**Data records**

◇ ◇ ◇ ◇ ◇ ◇ ◇

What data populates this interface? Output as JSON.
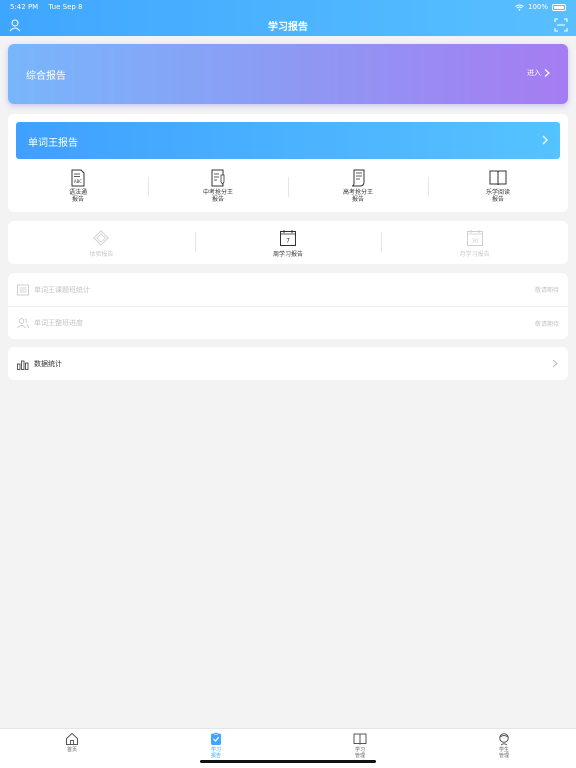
{
  "status": {
    "time": "5:42 PM",
    "date": "Tue Sep 8",
    "battery": "100%"
  },
  "navbar": {
    "title": "学习报告"
  },
  "summary": {
    "title": "综合报告",
    "enter_label": "进入"
  },
  "vocab": {
    "title": "单词王报告",
    "items": [
      {
        "line1": "语法通",
        "line2": "报告",
        "icon": "abc-doc-icon"
      },
      {
        "line1": "中考抢分王",
        "line2": "报告",
        "icon": "doc-pen-icon"
      },
      {
        "line1": "高考抢分王",
        "line2": "报告",
        "icon": "scroll-icon"
      },
      {
        "line1": "乐学阅读",
        "line2": "报告",
        "icon": "book-open-icon"
      }
    ]
  },
  "reports": {
    "items": [
      {
        "label": "体验报告",
        "icon": "diamond-icon",
        "enabled": false
      },
      {
        "label": "周学习报告",
        "icon": "calendar-7-icon",
        "calendar_num": "7",
        "enabled": true
      },
      {
        "label": "月学习报告",
        "icon": "calendar-30-icon",
        "calendar_num": "30",
        "enabled": false
      }
    ]
  },
  "stats": {
    "rows": [
      {
        "label": "单词王课题班统计",
        "right": "敬请期待",
        "icon": "list-icon"
      },
      {
        "label": "单词王整班进度",
        "right": "敬请期待",
        "icon": "users-icon"
      }
    ]
  },
  "data_stats": {
    "label": "数据统计",
    "icon": "bar-chart-icon"
  },
  "tabbar": {
    "tabs": [
      {
        "line1": "首页",
        "line2": "",
        "icon": "home-icon",
        "active": false
      },
      {
        "line1": "学习",
        "line2": "报告",
        "icon": "report-icon",
        "active": true
      },
      {
        "line1": "学习",
        "line2": "管理",
        "icon": "book-icon",
        "active": false
      },
      {
        "line1": "学生",
        "line2": "管理",
        "icon": "student-icon",
        "active": false
      }
    ]
  },
  "colors": {
    "brand": "#3fa6ff",
    "summary_start": "#78b6fb",
    "summary_end": "#a67cf2",
    "muted": "#c8c8c8"
  }
}
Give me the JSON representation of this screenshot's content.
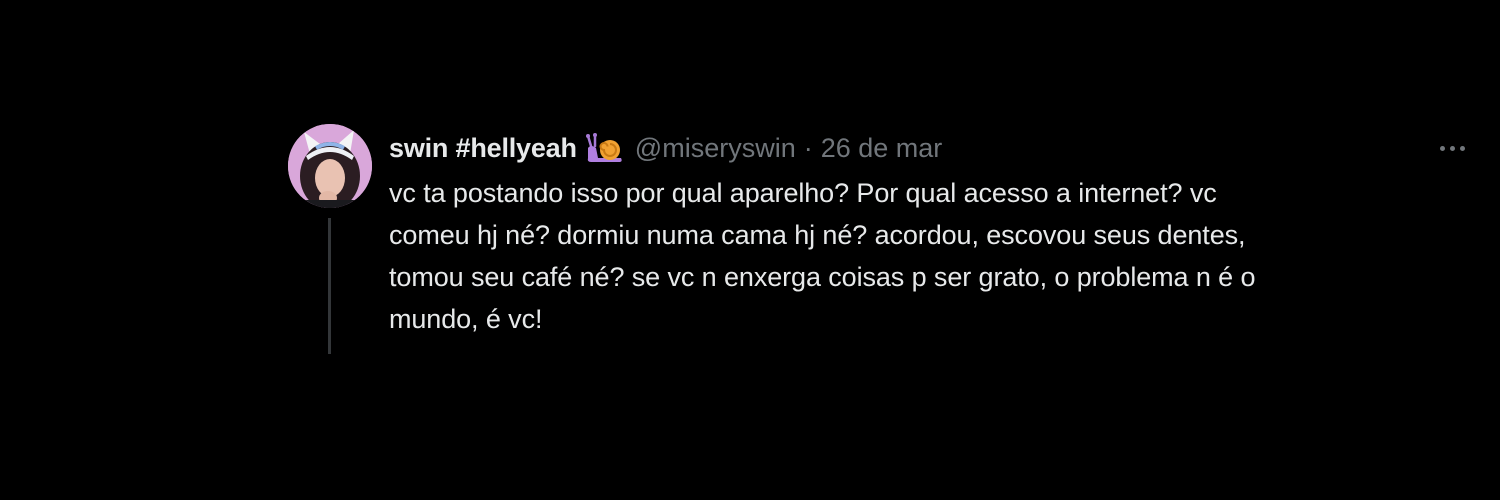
{
  "tweet": {
    "display_name": "swin #hellyeah",
    "badge_icon": "snail-icon",
    "handle": "@miseryswin",
    "separator": "·",
    "date": "26 de mar",
    "text": "vc ta postando isso por qual aparelho? Por qual acesso a internet? vc\ncomeu hj né? dormiu numa cama hj né? acordou, escovou seus dentes,\ntomou seu café né? se vc n enxerga coisas p ser grato, o problema n é o\nmundo, é vc!",
    "more_icon": "more-horizontal-icon"
  },
  "colors": {
    "background": "#000000",
    "primary_text": "#e7e9ea",
    "secondary_text": "#71767b",
    "thread_line": "#333639",
    "avatar_bg": "#d7a6d8"
  }
}
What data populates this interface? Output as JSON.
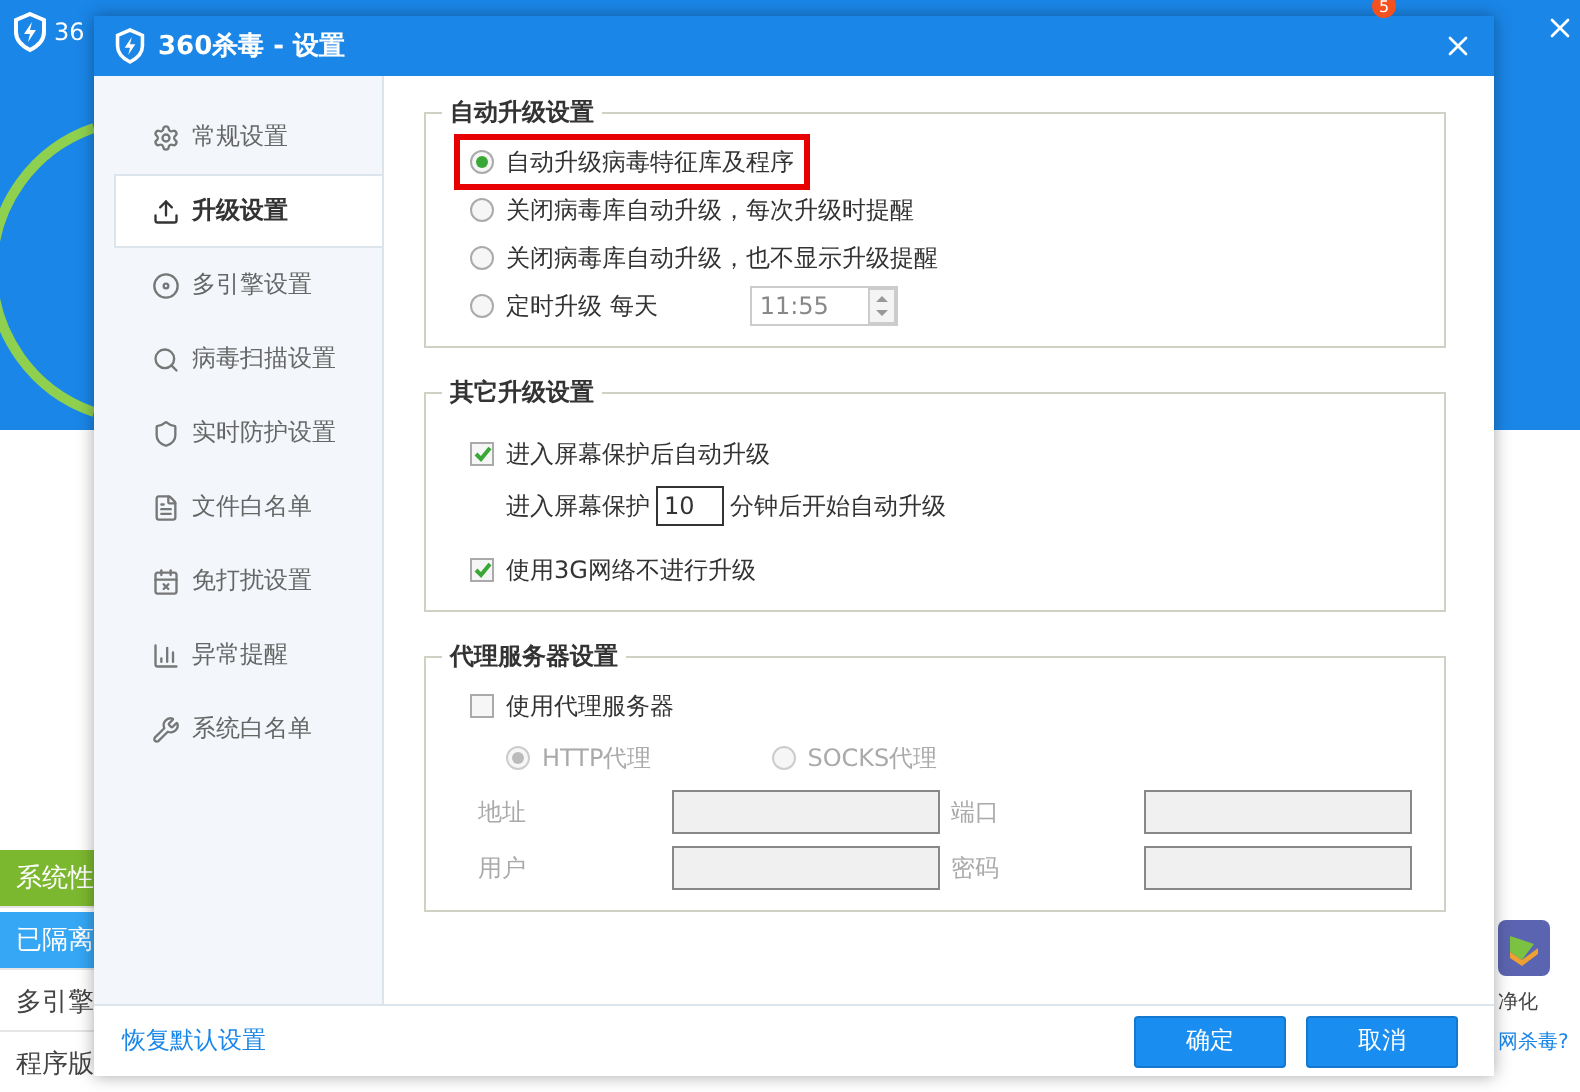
{
  "background_app": {
    "title": "36",
    "badge": "5",
    "side_labels": [
      {
        "label": "系统性",
        "color": "#7cb82f"
      },
      {
        "label": "已隔离",
        "color": "#35a7f5"
      },
      {
        "label": "多引擎",
        "color": "#ffffff"
      },
      {
        "label": "程序版",
        "color": "#ffffff"
      }
    ],
    "right_labels": [
      "净化",
      "网杀毒?"
    ]
  },
  "dialog": {
    "title": "360杀毒 - 设置"
  },
  "sidebar": {
    "items": [
      {
        "label": "常规设置",
        "selected": false
      },
      {
        "label": "升级设置",
        "selected": true
      },
      {
        "label": "多引擎设置",
        "selected": false
      },
      {
        "label": "病毒扫描设置",
        "selected": false
      },
      {
        "label": "实时防护设置",
        "selected": false
      },
      {
        "label": "文件白名单",
        "selected": false
      },
      {
        "label": "免打扰设置",
        "selected": false
      },
      {
        "label": "异常提醒",
        "selected": false
      },
      {
        "label": "系统白名单",
        "selected": false
      }
    ]
  },
  "auto_upgrade": {
    "title": "自动升级设置",
    "options": [
      {
        "kind": "plain",
        "label": "自动升级病毒特征库及程序",
        "selected": true,
        "highlighted": true
      },
      {
        "kind": "plain",
        "label": "关闭病毒库自动升级，每次升级时提醒",
        "selected": false,
        "highlighted": false
      },
      {
        "kind": "plain",
        "label": "关闭病毒库自动升级，也不显示升级提醒",
        "selected": false,
        "highlighted": false
      },
      {
        "kind": "schedule",
        "label": "定时升级 每天",
        "time": "11:55",
        "selected": false,
        "highlighted": false
      }
    ]
  },
  "other_upgrade": {
    "title": "其它升级设置",
    "items": [
      {
        "kind": "checkbox",
        "label": "进入屏幕保护后自动升级",
        "checked": true
      },
      {
        "kind": "delay",
        "prefix": "进入屏幕保护",
        "value": "10",
        "suffix": "分钟后开始自动升级"
      },
      {
        "kind": "checkbox",
        "label": "使用3G网络不进行升级",
        "checked": true
      }
    ]
  },
  "proxy": {
    "title": "代理服务器设置",
    "use_proxy": {
      "label": "使用代理服务器",
      "checked": false
    },
    "disabled": true,
    "types": [
      {
        "label": "HTTP代理",
        "selected": true
      },
      {
        "label": "SOCKS代理",
        "selected": false
      }
    ],
    "fields": [
      {
        "label": "地址"
      },
      {
        "label": "端口"
      },
      {
        "label": "用户"
      },
      {
        "label": "密码"
      }
    ]
  },
  "footer": {
    "restore_link": "恢复默认设置",
    "buttons": [
      "确定",
      "取消"
    ]
  }
}
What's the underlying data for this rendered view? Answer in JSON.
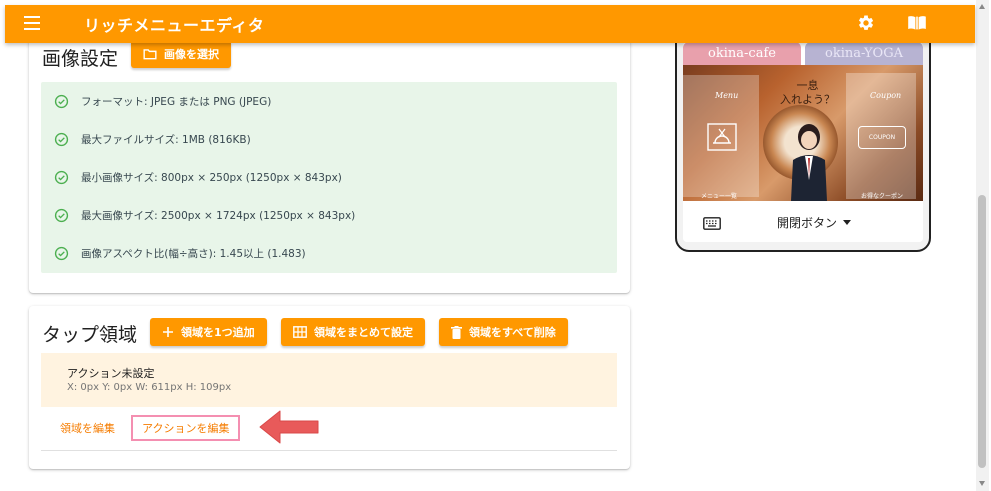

◇ ◇ ◇ ◇ ◇ ◇ ◇

Tally the lines of the preceding listing in which the word "JSON" appears; state nothing but the total.

**Written reply**
4